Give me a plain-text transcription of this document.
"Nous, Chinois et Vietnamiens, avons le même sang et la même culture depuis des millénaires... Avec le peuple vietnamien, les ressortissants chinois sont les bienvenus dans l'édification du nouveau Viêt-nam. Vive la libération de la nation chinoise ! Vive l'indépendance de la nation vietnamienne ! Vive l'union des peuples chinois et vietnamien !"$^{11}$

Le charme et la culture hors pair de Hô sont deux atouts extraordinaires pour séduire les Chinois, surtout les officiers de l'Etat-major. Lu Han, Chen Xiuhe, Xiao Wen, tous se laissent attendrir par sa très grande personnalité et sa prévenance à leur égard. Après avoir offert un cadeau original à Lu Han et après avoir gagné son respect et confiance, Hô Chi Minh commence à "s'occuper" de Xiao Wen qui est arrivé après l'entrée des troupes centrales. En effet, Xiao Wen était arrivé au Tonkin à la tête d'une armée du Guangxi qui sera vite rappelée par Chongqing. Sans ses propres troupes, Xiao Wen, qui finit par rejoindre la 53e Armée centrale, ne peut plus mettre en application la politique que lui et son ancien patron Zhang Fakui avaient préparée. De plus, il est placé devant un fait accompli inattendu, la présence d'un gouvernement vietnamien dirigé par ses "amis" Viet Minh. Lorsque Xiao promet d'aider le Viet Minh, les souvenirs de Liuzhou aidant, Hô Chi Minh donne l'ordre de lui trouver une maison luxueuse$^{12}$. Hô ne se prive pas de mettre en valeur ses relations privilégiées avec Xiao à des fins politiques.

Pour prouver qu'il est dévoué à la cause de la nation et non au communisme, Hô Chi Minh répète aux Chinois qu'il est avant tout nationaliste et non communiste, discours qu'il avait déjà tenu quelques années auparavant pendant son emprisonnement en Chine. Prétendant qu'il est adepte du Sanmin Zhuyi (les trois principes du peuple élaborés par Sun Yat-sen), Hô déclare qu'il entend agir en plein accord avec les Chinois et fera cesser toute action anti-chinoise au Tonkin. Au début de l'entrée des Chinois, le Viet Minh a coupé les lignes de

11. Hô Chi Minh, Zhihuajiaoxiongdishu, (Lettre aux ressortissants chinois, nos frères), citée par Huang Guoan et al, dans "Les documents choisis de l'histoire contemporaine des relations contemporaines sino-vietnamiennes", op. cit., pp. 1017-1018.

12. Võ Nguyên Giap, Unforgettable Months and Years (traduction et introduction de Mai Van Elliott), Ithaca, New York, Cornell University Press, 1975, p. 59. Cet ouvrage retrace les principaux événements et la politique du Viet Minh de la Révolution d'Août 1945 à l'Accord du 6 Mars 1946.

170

---

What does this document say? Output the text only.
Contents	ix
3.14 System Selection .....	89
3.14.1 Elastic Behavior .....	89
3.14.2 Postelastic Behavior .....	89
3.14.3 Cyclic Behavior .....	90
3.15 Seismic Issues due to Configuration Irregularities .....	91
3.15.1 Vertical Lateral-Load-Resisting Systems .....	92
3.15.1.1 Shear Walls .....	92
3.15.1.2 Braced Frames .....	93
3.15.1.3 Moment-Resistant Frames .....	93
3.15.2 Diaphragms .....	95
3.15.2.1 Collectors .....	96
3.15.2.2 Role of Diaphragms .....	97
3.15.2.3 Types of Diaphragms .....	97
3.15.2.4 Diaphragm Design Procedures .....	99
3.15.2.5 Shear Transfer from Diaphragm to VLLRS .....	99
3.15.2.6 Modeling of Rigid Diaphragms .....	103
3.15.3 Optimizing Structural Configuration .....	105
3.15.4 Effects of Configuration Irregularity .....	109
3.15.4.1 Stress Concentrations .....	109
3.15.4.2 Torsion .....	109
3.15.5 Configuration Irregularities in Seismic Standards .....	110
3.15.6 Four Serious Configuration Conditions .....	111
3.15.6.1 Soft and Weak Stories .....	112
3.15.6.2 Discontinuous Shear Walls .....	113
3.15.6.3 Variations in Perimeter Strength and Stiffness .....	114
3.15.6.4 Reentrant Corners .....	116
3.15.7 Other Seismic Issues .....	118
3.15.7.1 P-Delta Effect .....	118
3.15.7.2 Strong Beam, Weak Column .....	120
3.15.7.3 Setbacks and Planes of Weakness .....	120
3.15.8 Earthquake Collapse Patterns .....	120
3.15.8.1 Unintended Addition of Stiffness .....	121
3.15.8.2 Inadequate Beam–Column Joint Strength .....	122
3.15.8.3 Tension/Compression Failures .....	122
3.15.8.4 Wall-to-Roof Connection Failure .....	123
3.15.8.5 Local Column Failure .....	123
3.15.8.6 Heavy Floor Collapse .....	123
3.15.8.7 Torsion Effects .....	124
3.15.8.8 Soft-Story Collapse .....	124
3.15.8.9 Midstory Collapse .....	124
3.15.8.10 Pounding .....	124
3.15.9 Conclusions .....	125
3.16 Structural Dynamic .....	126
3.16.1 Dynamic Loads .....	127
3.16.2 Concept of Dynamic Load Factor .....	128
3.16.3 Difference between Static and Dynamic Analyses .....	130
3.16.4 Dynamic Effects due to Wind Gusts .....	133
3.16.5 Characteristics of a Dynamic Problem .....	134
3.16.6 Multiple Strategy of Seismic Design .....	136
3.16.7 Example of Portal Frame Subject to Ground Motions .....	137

**GIVEN EXERCISE**:
Select every line in the material above where the string "Design" occurs, and copy it.

**REPLY**:
3.15.2.4 Diaphragm Design Procedures .....	99
3.16.6 Multiple Strategy of Seismic Design .....	136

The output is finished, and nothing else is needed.